### REQUIRED TASK
Which lines include the word "true"? Copy each of them.

-- BEGIN DATASET EXCERPTS --

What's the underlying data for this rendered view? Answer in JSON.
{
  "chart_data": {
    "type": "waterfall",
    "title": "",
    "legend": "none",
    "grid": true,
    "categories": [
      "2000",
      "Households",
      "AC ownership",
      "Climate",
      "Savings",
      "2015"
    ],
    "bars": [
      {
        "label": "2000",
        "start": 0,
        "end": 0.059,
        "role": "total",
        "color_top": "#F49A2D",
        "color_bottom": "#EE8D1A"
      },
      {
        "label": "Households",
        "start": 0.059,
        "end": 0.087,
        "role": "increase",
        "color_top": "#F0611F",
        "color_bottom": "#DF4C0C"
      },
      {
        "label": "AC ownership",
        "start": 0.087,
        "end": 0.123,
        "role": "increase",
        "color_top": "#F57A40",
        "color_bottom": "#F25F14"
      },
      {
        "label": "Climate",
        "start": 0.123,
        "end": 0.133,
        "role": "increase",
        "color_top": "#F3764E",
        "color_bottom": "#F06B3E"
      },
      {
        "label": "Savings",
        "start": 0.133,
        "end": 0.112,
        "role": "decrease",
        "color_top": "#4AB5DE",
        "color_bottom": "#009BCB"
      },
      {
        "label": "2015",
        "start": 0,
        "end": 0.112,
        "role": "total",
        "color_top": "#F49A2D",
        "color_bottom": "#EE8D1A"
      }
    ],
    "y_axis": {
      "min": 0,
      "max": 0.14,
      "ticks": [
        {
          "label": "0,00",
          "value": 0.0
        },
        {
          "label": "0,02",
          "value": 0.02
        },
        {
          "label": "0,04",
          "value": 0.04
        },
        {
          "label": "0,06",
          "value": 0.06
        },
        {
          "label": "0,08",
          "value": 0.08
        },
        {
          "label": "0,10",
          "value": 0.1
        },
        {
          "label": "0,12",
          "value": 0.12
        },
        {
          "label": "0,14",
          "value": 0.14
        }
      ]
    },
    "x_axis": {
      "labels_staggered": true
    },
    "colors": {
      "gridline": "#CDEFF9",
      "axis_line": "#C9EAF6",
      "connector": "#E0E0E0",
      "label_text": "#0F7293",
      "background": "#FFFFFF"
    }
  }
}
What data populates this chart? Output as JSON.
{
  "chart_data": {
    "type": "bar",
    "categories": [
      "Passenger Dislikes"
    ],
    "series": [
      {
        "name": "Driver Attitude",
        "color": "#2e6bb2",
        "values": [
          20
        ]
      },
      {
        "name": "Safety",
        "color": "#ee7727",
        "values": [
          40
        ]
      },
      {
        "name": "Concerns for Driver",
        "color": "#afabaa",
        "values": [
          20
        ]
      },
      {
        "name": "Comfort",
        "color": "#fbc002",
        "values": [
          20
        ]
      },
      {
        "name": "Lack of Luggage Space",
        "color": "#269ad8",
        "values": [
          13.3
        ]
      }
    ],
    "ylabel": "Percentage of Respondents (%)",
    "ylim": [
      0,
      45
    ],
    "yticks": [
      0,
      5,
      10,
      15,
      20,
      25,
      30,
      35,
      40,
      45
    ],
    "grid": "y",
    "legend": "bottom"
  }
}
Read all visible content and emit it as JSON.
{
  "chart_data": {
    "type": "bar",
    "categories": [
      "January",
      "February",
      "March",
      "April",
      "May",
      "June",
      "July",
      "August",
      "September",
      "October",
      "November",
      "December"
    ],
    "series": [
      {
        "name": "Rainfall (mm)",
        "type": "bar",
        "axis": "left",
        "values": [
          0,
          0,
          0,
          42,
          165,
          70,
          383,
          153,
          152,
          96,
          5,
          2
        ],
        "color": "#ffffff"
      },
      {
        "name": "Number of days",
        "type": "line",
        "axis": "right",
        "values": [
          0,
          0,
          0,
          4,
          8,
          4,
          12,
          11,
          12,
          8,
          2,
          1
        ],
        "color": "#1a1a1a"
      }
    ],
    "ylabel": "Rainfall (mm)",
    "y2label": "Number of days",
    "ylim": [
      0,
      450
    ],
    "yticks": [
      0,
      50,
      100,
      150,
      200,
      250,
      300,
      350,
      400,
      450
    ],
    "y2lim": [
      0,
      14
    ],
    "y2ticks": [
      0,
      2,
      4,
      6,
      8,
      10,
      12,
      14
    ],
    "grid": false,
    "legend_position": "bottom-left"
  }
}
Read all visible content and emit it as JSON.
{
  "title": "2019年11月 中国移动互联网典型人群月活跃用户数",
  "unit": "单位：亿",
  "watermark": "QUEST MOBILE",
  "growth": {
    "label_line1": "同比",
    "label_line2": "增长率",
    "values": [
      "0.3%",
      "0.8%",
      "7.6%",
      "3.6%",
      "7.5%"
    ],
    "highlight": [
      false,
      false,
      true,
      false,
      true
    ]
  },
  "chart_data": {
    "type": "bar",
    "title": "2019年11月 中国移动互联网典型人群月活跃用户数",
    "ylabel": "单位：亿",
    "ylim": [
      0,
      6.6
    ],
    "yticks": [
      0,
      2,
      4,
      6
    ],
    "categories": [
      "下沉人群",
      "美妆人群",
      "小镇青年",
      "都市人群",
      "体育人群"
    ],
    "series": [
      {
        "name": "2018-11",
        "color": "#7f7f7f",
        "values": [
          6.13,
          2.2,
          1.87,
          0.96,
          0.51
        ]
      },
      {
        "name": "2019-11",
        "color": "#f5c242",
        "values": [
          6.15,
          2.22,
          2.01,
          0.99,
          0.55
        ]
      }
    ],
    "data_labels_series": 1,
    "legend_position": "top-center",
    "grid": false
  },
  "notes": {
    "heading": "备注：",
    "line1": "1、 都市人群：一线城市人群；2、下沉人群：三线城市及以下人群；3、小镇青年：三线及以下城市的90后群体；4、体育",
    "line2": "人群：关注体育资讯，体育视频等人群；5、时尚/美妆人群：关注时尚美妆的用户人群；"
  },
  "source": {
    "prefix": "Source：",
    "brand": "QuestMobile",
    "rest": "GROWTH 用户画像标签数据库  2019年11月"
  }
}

-- END DATASET EXCERPTS --

### SOLVED PROBLEM
    "grid": true,
      "labels_staggered": true
      true,
      true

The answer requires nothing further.